| Short problem |
Go through the listing and copy each line with the string "负值舍去".

| Recorded data |
◆ ◆ ◆

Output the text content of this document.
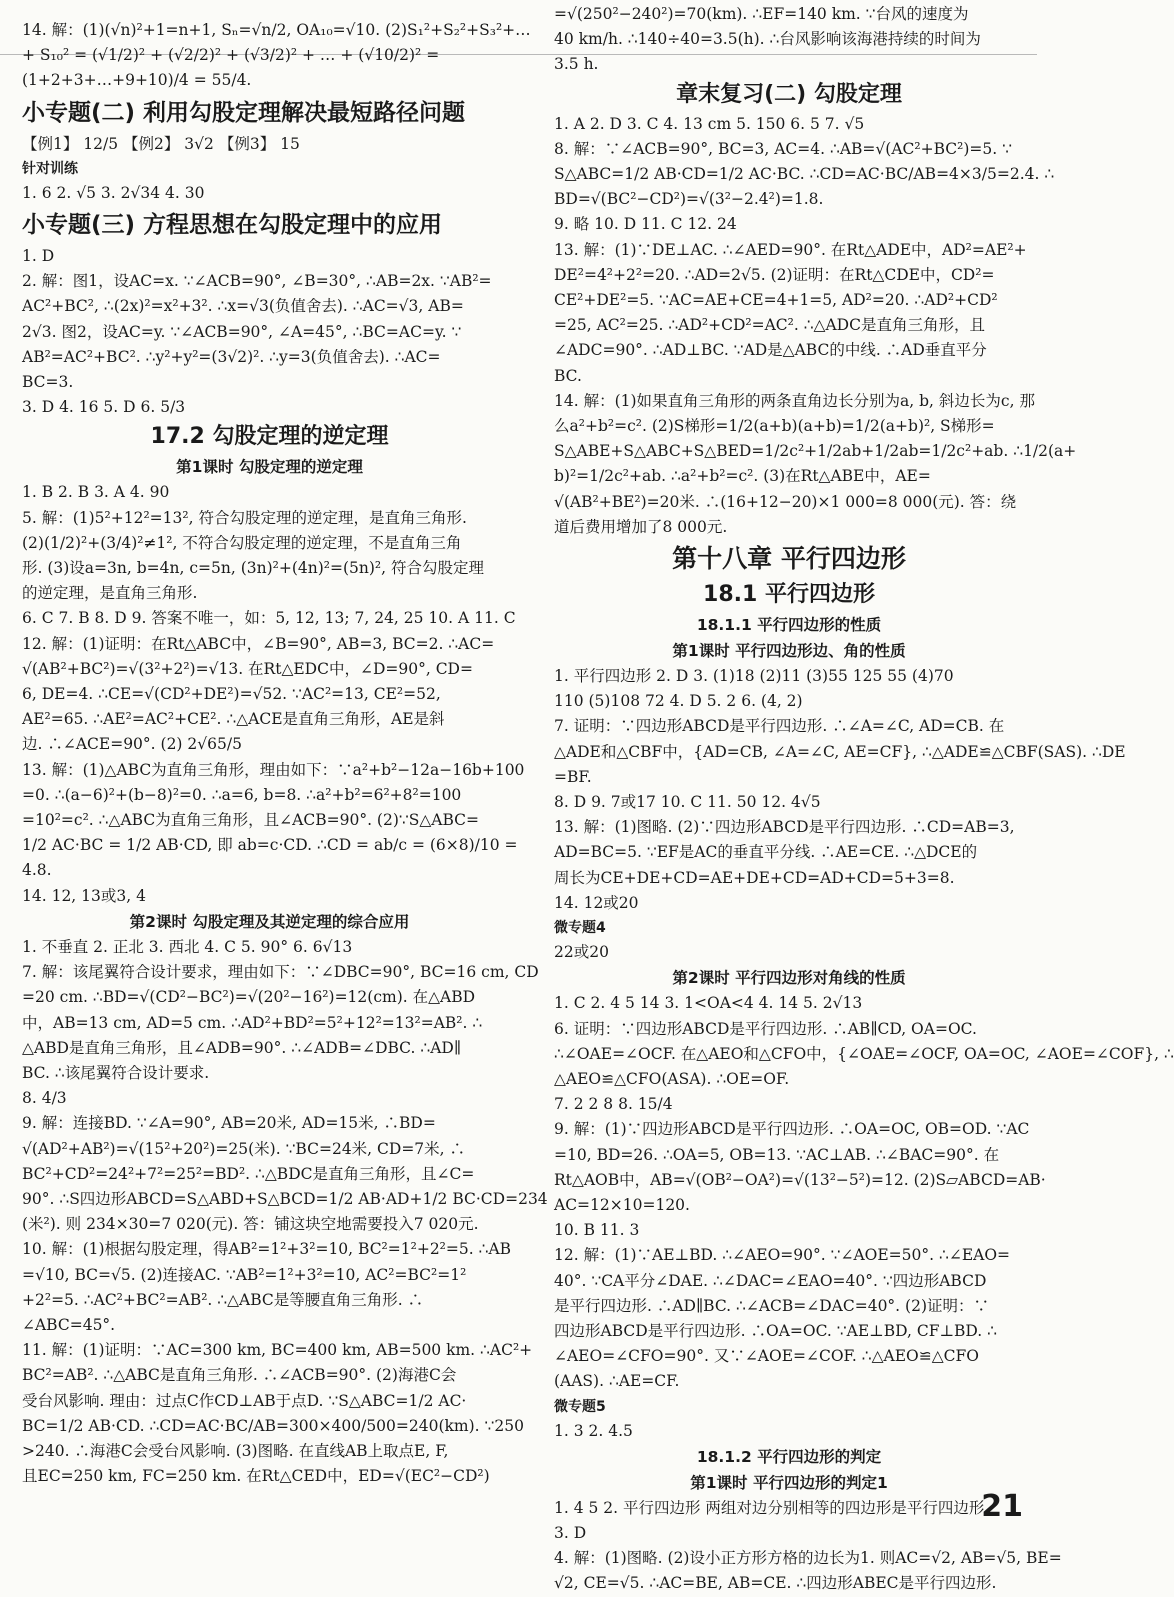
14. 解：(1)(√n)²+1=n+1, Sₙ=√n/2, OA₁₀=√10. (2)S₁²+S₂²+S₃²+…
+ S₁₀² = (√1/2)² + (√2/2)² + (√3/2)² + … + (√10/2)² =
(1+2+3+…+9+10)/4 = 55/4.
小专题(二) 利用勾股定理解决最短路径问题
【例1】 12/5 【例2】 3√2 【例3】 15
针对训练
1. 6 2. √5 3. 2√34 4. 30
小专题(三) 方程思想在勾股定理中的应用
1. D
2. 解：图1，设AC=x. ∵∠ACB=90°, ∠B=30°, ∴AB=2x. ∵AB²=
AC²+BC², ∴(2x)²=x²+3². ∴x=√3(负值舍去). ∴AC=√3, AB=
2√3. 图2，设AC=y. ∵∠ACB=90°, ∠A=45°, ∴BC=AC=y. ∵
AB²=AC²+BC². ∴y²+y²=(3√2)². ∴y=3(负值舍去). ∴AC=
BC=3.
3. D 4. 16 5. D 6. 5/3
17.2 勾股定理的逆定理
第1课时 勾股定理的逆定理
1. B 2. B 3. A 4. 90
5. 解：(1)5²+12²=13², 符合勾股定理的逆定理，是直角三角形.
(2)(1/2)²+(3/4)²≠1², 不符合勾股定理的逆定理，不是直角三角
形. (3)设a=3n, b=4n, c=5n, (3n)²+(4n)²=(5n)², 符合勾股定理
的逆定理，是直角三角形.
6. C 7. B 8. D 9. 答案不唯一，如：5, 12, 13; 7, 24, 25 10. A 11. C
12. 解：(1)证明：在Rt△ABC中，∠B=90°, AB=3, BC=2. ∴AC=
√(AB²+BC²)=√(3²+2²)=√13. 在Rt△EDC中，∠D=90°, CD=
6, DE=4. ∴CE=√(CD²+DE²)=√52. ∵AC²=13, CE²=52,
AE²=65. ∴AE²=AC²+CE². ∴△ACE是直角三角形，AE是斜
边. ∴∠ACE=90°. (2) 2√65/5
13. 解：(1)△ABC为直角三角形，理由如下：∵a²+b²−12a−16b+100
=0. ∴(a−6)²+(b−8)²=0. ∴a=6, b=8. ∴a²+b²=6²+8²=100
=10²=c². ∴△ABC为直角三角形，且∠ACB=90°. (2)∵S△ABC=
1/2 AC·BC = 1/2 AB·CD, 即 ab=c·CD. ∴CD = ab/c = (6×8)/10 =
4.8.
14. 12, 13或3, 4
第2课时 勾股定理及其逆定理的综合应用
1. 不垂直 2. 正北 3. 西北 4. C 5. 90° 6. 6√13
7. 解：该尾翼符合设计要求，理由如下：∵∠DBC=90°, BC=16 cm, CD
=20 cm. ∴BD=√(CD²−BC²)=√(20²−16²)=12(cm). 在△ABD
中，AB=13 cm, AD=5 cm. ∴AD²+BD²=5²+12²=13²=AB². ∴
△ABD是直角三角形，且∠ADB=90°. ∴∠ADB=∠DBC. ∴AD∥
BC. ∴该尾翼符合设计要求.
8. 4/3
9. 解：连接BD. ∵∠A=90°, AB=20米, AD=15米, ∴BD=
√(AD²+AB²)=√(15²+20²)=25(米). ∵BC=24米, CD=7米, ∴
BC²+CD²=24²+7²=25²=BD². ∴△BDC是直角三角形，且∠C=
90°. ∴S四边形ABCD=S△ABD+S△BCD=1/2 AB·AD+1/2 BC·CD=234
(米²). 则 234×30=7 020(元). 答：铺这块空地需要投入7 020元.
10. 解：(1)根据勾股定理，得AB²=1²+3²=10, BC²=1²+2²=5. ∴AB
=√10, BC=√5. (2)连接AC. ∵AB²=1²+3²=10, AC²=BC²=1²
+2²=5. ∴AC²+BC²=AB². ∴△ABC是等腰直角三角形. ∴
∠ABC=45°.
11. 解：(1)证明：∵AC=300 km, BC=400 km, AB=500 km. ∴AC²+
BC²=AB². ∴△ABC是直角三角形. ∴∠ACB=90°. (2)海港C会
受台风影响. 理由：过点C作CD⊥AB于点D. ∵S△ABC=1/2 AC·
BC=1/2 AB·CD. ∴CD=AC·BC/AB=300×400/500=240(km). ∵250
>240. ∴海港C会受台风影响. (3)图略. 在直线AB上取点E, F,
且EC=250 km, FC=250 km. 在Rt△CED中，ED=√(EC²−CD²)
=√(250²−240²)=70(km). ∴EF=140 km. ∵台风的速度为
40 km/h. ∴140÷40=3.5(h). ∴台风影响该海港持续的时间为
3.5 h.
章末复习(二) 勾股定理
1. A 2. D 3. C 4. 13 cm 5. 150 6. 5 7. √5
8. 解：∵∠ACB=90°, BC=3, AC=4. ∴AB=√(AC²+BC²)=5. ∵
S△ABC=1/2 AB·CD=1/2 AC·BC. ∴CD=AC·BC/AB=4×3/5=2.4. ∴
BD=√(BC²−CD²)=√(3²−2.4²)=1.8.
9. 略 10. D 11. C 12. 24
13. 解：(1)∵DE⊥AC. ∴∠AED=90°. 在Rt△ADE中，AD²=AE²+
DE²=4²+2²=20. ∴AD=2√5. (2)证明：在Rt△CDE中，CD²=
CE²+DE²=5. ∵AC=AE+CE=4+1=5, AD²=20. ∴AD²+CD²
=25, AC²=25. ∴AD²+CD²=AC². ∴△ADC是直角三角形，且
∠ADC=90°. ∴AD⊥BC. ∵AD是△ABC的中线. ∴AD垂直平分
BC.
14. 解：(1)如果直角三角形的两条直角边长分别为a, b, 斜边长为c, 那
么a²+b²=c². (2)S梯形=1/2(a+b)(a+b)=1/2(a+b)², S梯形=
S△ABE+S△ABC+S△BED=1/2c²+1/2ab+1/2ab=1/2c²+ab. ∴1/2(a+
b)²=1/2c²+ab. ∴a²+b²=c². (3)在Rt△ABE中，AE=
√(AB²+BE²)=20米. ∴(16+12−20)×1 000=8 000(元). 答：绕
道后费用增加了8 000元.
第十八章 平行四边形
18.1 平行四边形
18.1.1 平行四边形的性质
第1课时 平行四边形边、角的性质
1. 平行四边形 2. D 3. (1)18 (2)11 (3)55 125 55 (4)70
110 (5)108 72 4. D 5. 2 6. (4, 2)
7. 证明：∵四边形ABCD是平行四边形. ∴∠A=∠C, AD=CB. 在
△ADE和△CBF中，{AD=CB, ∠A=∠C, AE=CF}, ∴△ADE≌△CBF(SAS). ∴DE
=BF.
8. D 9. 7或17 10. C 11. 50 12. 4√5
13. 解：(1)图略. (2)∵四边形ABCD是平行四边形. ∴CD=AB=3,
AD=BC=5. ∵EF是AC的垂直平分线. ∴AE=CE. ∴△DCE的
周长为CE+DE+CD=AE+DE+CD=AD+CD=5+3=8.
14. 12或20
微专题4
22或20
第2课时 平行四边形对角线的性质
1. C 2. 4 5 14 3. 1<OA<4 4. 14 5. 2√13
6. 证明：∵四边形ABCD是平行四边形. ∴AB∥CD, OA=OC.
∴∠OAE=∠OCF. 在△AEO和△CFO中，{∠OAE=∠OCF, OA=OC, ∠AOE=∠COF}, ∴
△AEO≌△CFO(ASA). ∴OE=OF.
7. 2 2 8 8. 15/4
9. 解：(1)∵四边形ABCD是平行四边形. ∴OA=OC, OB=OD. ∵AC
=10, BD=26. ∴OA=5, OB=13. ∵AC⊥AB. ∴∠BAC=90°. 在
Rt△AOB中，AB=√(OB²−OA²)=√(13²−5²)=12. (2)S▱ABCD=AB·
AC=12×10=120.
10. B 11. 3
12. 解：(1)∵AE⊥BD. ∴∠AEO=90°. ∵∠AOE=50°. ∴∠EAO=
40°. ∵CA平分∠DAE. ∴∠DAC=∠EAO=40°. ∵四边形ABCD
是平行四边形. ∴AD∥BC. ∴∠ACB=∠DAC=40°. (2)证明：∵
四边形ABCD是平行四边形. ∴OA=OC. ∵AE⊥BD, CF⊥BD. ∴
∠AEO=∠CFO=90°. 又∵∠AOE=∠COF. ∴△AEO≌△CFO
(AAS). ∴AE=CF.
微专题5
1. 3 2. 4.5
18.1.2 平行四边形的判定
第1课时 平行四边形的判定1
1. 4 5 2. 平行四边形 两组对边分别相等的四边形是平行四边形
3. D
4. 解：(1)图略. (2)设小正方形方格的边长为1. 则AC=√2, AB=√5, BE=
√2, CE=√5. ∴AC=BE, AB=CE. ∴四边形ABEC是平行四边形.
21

◆ ◆ ◆

| Written response |
AC²+BC², ∴(2x)²=x²+3². ∴x=√3(负值舍去). ∴AC=√3, AB=
AB²=AC²+BC². ∴y²+y²=(3√2)². ∴y=3(负值舍去). ∴AC=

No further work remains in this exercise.